Dataset items
======
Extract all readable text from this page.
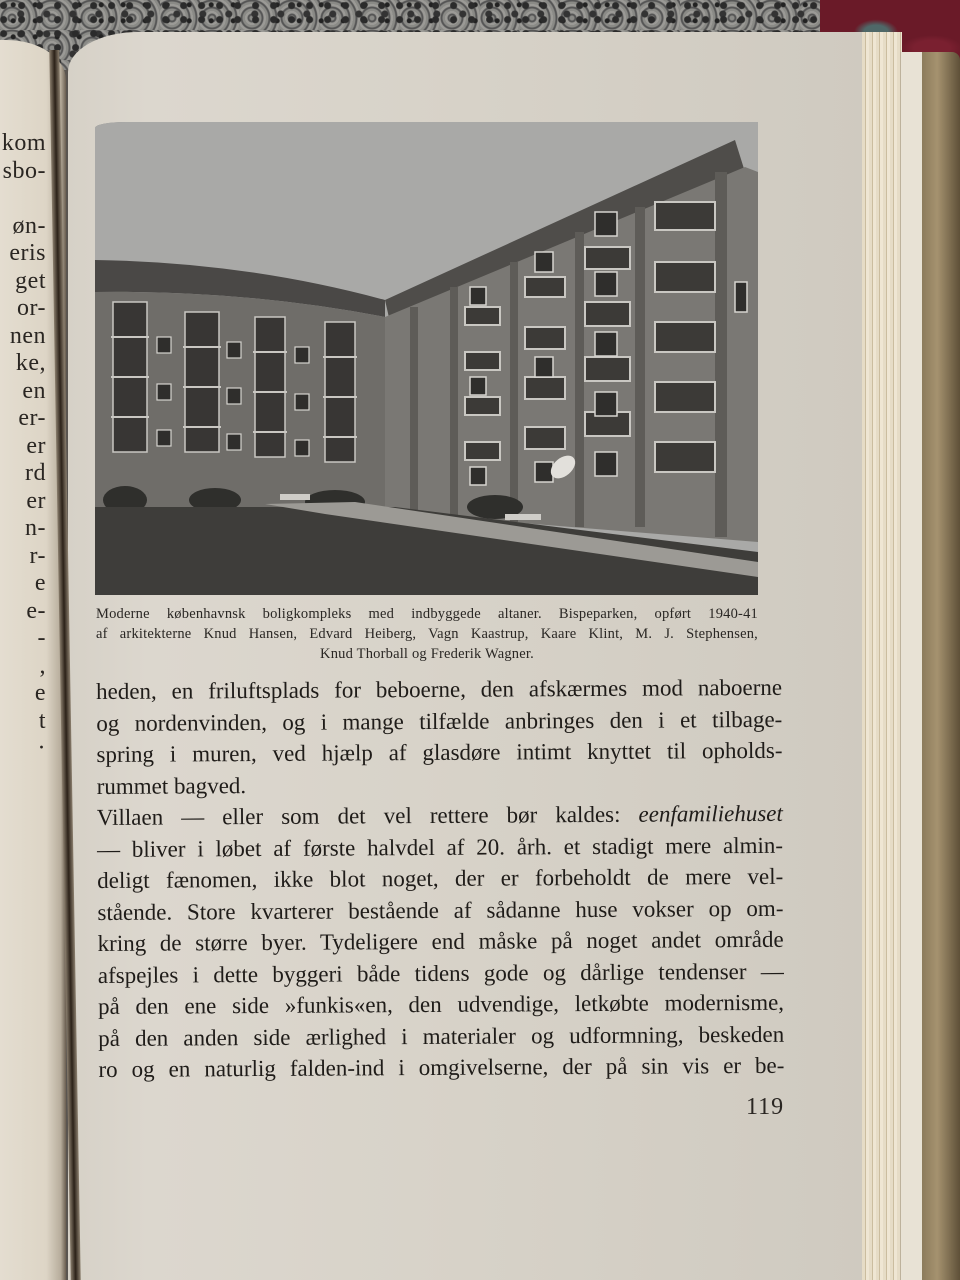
kom
sbo-
øn-
eris
get
or-
nen
ke,
en
er-
er
rd
er
n-
r-
e
e-
-
,
e
t
·
Moderne københavnsk boligkompleks med indbyggede altaner. Bispeparken, opført 1940-41
af arkitekterne Knud Hansen, Edvard Heiberg, Vagn Kaastrup, Kaare Klint, M. J. Stephensen,
Knud Thorball og Frederik Wagner.
heden, en friluftsplads for beboerne, den afskærmes mod naboerne
og nordenvinden, og i mange tilfælde anbringes den i et tilbage-
spring i muren, ved hjælp af glasdøre intimt knyttet til opholds-
rummet bagved.
Villaen — eller som det vel rettere bør kaldes: eenfamiliehuset
— bliver i løbet af første halvdel af 20. årh. et stadigt mere almin-
deligt fænomen, ikke blot noget, der er forbeholdt de mere vel-
stående. Store kvarterer bestående af sådanne huse vokser op om-
kring de større byer. Tydeligere end måske på noget andet område
afspejles i dette byggeri både tidens gode og dårlige tendenser —
på den ene side »funkis«en, den udvendige, letkøbte modernisme,
på den anden side ærlighed i materialer og udformning, beskeden
ro og en naturlig falden-ind i omgivelserne, der på sin vis er be-
119
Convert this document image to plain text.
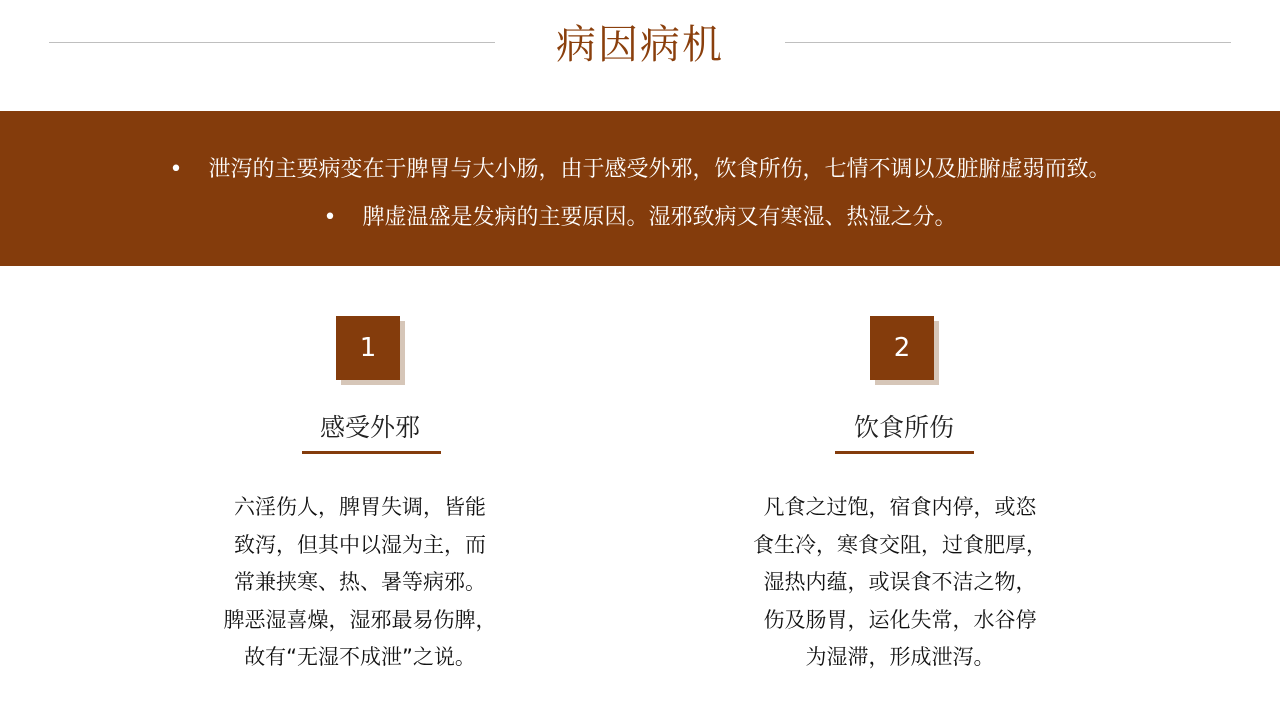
病因病机
• 泄泻的主要病变在于脾胃与大小肠，由于感受外邪，饮食所伤，七情不调以及脏腑虚弱而致。
• 脾虚温盛是发病的主要原因。湿邪致病又有寒湿、热湿之分。
1
感受外邪
六淫伤人，脾胃失调，皆能
致泻，但其中以湿为主，而
常兼挟寒、热、暑等病邪。
脾恶湿喜燥，湿邪最易伤脾，
故有“无湿不成泄”之说。
2
饮食所伤
凡食之过饱，宿食内停，或恣
食生冷，寒食交阻，过食肥厚，
湿热内蕴，或误食不洁之物，
伤及肠胃，运化失常，水谷停
为湿滞，形成泄泻。
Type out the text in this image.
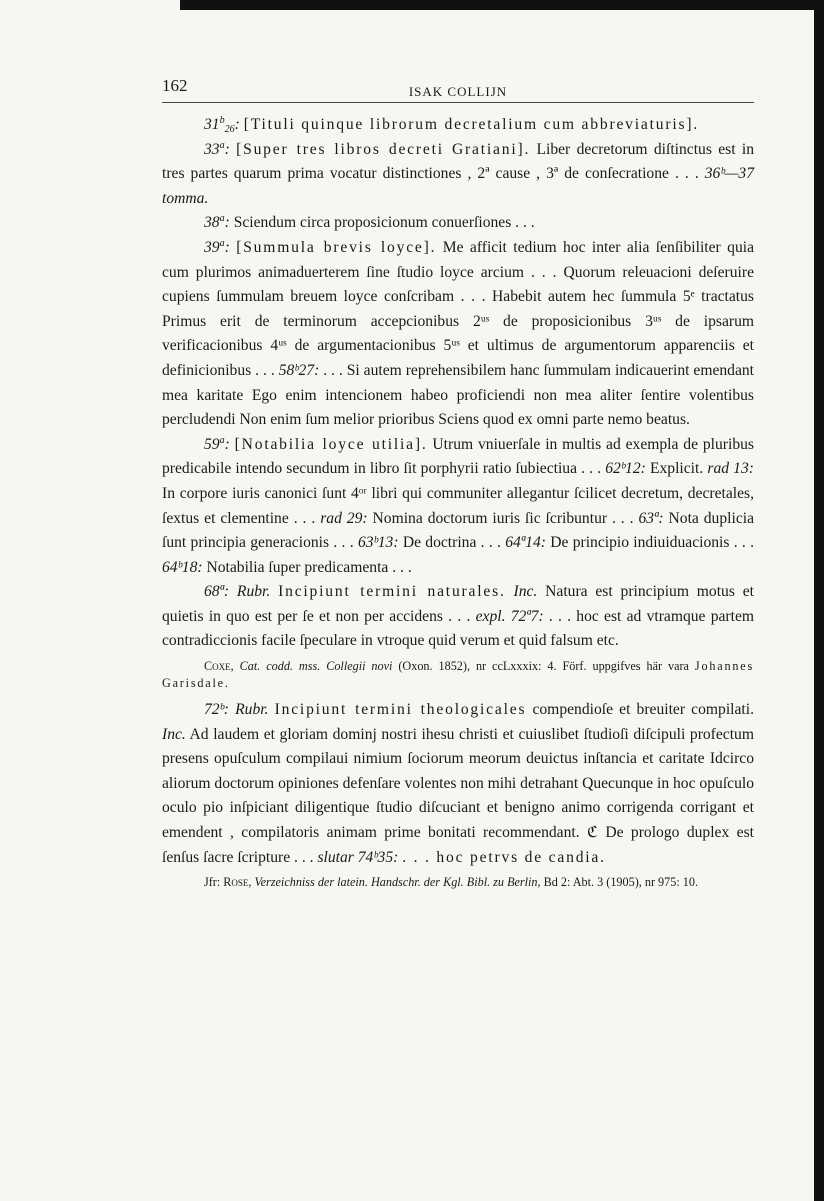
162	ISAK COLLIJN

$31^b_{26}$: [Tituli quinque librorum decretalium cum abbreviaturis].

33$^a$: [Super tres libros decreti Gratiani]. Liber decretorum diſtinctus est in tres partes quarum prima vocatur distinctiones , 2ª cause , 3ª de conſecratione . . . 36ᵇ—37 tomma.

38$^a$: Sciendum circa proposicionum conuerſiones . . .

39$^a$: [Summula brevis loyce]. Me afficit tedium hoc inter alia ſenſibiliter quia cum plurimos animaduerterem ſine ſtudio loyce arcium . . . Quorum releuacioni deſeruire cupiens ſummulam breuem loyce conſcribam . . . Habebit autem hec ſummula 5ᵉ tractatus Primus erit de terminorum accepcionibus 2ᵘˢ de proposicionibus 3ᵘˢ de ipsarum verificacionibus 4ᵘˢ de argumentacionibus 5ᵘˢ et ultimus de argumentorum apparenciis et definicionibus . . . 58ᵇ27: . . . Si autem reprehensibilem hanc ſummulam indicauerint emendant mea karitate Ego enim intencionem habeo proficiendi non mea aliter ſentire volentibus percludendi Non enim ſum melior prioribus Sciens quod ex omni parte nemo beatus.

59$^a$: [Notabilia loyce utilia]. Utrum vniuerſale in multis ad exempla de pluribus predicabile intendo secundum in libro ſit porphyrii ratio ſubiectiua . . . 62ᵇ12: Explicit. rad 13: In corpore iuris canonici ſunt 4ᵒʳ libri qui communiter allegantur ſcilicet decretum, decretales, ſextus et clementine . . . rad 29: Nomina doctorum iuris ſic ſcribuntur . . . 63ª: Nota duplicia ſunt principia generacionis . . . 63ᵇ13: De doctrina . . . 64ª14: De principio indiuiduacionis . . . 64ᵇ18: Notabilia ſuper predicamenta . . .

68ª: Rubr. Incipiunt termini naturales. Inc. Natura est principium motus et quietis in quo est per ſe et non per accidens . . . expl. 72ª7: . . . hoc est ad vtramque partem contradiccionis facile ſpeculare in vtroque quid verum et quid falsum etc.

Coxe, Cat. codd. mss. Collegii novi (Oxon. 1852), nr ccLxxxix: 4. Förf. uppgifves här vara Johannes Garisdale.

72ᵇ: Rubr. Incipiunt termini theologicales compendioſe et breuiter compilati. Inc. Ad laudem et gloriam dominj nostri ihesu christi et cuiuslibet ſtudioſi diſcipuli profectum presens opuſculum compilaui nimium ſociorum meorum deuictus inſtancia et caritate Idcirco aliorum doctorum opiniones defenſare volentes non mihi detrahant Quecunque in hoc opuſculo oculo pio inſpiciant diligentique ſtudio diſcuciant et benigno animo corrigenda corrigant et emendent , compilatoris animam prime bonitati recommendant. ℭ De prologo duplex est ſenſus ſacre ſcripture . . . slutar 74ᵇ35: . . . hoc petrvs de candia.

Jfr: Rose, Verzeichniss der latein. Handschr. der Kgl. Bibl. zu Berlin, Bd 2: Abt. 3 (1905), nr 975: 10.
======
■ TASK
Using the records above, select and copy every line that has the word "this".

■ OUTPUT OF THE TASK
Extract all readable text from this page.
Convert this document image to plain text.
Type out the text in this image.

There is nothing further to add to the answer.